[Data entries]
--- begin ---

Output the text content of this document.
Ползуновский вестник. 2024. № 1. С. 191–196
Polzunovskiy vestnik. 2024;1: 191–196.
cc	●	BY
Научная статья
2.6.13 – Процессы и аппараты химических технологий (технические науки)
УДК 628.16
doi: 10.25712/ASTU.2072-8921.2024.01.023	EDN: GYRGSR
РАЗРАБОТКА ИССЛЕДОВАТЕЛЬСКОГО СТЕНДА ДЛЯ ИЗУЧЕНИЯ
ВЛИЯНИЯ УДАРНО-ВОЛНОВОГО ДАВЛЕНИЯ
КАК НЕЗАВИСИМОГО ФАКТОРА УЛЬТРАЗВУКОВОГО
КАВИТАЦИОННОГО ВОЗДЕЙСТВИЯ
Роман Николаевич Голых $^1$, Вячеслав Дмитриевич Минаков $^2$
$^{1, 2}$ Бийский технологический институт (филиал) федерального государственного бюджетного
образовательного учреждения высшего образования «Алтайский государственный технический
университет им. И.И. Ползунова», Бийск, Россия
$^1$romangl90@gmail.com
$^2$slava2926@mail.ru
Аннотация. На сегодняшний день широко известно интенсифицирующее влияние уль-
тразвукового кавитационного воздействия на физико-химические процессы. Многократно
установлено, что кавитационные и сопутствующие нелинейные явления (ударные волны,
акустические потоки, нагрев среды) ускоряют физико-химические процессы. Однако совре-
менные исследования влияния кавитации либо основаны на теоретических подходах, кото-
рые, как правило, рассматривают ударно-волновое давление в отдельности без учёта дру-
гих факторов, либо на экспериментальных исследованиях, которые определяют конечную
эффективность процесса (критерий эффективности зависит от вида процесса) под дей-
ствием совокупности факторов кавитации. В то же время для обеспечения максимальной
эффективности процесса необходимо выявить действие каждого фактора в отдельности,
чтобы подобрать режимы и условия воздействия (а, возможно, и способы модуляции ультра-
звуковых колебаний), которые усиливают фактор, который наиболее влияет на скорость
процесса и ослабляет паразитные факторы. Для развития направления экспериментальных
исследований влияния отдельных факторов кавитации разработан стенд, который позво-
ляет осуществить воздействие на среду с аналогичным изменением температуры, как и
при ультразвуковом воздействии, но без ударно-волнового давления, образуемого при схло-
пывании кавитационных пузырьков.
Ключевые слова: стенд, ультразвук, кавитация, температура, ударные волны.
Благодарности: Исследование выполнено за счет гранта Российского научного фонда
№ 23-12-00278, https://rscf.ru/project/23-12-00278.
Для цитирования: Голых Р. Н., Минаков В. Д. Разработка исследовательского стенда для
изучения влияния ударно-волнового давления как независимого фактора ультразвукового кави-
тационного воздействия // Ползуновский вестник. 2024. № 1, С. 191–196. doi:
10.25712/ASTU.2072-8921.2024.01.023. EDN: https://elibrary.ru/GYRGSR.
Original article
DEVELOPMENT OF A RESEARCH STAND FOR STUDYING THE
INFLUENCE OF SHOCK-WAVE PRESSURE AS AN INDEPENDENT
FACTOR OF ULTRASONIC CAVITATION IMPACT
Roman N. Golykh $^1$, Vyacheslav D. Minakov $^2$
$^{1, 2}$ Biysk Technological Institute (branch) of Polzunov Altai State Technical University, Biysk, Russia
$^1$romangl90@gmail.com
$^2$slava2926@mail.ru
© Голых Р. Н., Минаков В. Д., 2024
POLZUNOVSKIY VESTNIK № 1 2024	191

--- end ---

### Aim:
Every line of the data above should be reproduced word for word.

### Response to the task:
Output the text content of this document.
Ползуновский вестник. 2024. № 1. С. 191–196
Polzunovskiy vestnik. 2024;1: 191–196.
cc	●	BY
Научная статья
2.6.13 – Процессы и аппараты химических технологий (технические науки)
УДК 628.16
doi: 10.25712/ASTU.2072-8921.2024.01.023	EDN: GYRGSR
РАЗРАБОТКА ИССЛЕДОВАТЕЛЬСКОГО СТЕНДА ДЛЯ ИЗУЧЕНИЯ
ВЛИЯНИЯ УДАРНО-ВОЛНОВОГО ДАВЛЕНИЯ
КАК НЕЗАВИСИМОГО ФАКТОРА УЛЬТРАЗВУКОВОГО
КАВИТАЦИОННОГО ВОЗДЕЙСТВИЯ
Роман Николаевич Голых $^1$, Вячеслав Дмитриевич Минаков $^2$
$^{1, 2}$ Бийский технологический институт (филиал) федерального государственного бюджетного
образовательного учреждения высшего образования «Алтайский государственный технический
университет им. И.И. Ползунова», Бийск, Россия
$^1$romangl90@gmail.com
$^2$slava2926@mail.ru
Аннотация. На сегодняшний день широко известно интенсифицирующее влияние уль-
тразвукового кавитационного воздействия на физико-химические процессы. Многократно
установлено, что кавитационные и сопутствующие нелинейные явления (ударные волны,
акустические потоки, нагрев среды) ускоряют физико-химические процессы. Однако совре-
менные исследования влияния кавитации либо основаны на теоретических подходах, кото-
рые, как правило, рассматривают ударно-волновое давление в отдельности без учёта дру-
гих факторов, либо на экспериментальных исследованиях, которые определяют конечную
эффективность процесса (критерий эффективности зависит от вида процесса) под дей-
ствием совокупности факторов кавитации. В то же время для обеспечения максимальной
эффективности процесса необходимо выявить действие каждого фактора в отдельности,
чтобы подобрать режимы и условия воздействия (а, возможно, и способы модуляции ультра-
звуковых колебаний), которые усиливают фактор, который наиболее влияет на скорость
процесса и ослабляет паразитные факторы. Для развития направления экспериментальных
исследований влияния отдельных факторов кавитации разработан стенд, который позво-
ляет осуществить воздействие на среду с аналогичным изменением температуры, как и
при ультразвуковом воздействии, но без ударно-волнового давления, образуемого при схло-
пывании кавитационных пузырьков.
Ключевые слова: стенд, ультразвук, кавитация, температура, ударные волны.
Благодарности: Исследование выполнено за счет гранта Российского научного фонда
№ 23-12-00278, https://rscf.ru/project/23-12-00278.
Для цитирования: Голых Р. Н., Минаков В. Д. Разработка исследовательского стенда для
изучения влияния ударно-волнового давления как независимого фактора ультразвукового кави-
тационного воздействия // Ползуновский вестник. 2024. № 1, С. 191–196. doi:
10.25712/ASTU.2072-8921.2024.01.023. EDN: https://elibrary.ru/GYRGSR.
Original article
DEVELOPMENT OF A RESEARCH STAND FOR STUDYING THE
INFLUENCE OF SHOCK-WAVE PRESSURE AS AN INDEPENDENT
FACTOR OF ULTRASONIC CAVITATION IMPACT
Roman N. Golykh $^1$, Vyacheslav D. Minakov $^2$
$^{1, 2}$ Biysk Technological Institute (branch) of Polzunov Altai State Technical University, Biysk, Russia
$^1$romangl90@gmail.com
$^2$slava2926@mail.ru
© Голых Р. Н., Минаков В. Д., 2024
POLZUNOVSKIY VESTNIK № 1 2024	191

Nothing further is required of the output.